PROVIDED ENTRIES:

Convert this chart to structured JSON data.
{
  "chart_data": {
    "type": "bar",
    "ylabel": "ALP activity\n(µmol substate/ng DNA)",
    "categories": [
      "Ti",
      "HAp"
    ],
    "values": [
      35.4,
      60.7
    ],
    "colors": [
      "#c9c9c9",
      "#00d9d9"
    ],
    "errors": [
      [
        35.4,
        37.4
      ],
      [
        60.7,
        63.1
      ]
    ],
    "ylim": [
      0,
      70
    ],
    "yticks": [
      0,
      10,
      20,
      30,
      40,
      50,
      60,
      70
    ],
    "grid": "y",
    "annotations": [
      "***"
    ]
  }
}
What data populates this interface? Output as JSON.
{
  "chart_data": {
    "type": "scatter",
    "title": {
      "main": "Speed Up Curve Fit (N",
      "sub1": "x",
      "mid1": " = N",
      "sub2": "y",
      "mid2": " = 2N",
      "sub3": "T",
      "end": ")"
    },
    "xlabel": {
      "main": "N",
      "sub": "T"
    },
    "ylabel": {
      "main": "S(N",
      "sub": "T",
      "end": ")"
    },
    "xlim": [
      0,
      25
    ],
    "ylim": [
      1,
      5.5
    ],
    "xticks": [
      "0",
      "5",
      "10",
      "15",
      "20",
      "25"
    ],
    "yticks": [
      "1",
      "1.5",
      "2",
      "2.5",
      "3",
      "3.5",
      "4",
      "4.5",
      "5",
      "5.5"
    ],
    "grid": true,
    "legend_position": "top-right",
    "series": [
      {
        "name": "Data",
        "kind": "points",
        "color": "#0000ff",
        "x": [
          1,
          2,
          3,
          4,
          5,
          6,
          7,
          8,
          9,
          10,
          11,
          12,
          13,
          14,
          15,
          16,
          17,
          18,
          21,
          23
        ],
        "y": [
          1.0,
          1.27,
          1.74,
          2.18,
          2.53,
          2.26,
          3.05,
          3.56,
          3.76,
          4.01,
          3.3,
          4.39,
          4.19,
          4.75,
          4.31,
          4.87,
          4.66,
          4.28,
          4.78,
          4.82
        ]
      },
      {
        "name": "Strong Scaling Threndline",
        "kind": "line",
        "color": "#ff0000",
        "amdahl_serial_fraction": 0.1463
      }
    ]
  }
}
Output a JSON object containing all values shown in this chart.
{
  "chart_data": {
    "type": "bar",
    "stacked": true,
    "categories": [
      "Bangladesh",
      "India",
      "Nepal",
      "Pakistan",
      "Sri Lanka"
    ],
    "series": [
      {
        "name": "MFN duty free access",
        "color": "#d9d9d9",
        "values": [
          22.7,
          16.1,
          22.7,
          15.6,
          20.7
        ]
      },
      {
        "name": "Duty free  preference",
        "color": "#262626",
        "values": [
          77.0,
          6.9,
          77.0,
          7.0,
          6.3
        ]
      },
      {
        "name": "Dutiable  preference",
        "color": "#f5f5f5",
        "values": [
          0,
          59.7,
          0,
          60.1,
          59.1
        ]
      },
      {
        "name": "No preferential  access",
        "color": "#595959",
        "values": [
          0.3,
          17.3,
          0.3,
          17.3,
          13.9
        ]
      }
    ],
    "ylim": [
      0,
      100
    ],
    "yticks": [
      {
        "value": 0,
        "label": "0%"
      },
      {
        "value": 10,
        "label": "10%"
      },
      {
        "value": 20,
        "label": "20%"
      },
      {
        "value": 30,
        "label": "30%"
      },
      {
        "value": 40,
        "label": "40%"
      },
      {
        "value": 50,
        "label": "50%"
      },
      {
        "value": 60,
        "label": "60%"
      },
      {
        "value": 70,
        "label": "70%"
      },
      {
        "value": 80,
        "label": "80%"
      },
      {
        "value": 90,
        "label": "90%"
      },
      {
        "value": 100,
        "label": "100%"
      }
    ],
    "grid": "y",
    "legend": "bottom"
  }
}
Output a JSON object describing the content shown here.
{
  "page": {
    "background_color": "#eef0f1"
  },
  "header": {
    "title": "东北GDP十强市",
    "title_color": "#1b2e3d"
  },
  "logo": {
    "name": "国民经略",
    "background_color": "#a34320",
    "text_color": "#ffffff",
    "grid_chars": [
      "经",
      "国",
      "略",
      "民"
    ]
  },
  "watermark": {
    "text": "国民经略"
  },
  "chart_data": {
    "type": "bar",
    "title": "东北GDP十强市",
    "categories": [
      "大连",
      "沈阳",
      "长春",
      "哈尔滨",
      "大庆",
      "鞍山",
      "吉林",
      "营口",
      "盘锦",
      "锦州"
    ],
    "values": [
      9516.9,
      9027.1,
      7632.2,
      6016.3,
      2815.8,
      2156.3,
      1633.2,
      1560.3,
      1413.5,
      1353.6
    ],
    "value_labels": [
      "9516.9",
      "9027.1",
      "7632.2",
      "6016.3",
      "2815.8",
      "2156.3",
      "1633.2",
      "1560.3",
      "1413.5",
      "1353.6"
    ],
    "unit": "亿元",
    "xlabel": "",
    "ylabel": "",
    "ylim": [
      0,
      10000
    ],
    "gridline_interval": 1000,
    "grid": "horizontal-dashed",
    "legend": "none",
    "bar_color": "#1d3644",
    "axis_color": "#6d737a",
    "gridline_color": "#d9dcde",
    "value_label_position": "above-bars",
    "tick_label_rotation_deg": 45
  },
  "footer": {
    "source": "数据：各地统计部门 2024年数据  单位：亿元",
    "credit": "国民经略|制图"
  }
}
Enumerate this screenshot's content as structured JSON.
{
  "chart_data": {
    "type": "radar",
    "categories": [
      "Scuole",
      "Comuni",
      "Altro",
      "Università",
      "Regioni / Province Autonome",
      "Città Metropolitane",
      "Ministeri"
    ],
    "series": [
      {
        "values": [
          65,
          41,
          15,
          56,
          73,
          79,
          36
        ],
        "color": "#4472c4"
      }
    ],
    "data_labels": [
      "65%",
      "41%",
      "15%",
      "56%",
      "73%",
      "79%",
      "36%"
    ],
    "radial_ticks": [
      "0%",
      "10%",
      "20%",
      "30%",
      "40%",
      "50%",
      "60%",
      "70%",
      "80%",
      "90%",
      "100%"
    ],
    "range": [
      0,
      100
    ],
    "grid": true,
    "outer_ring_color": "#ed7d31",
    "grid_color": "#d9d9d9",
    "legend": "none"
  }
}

GOAL: Copy all lines from the material that contain "ylabel".

FULL SOLUTION:
    "ylabel": "ALP activity\n(µmol substate/ng DNA)",
    "ylabel": {
    "ylabel": "",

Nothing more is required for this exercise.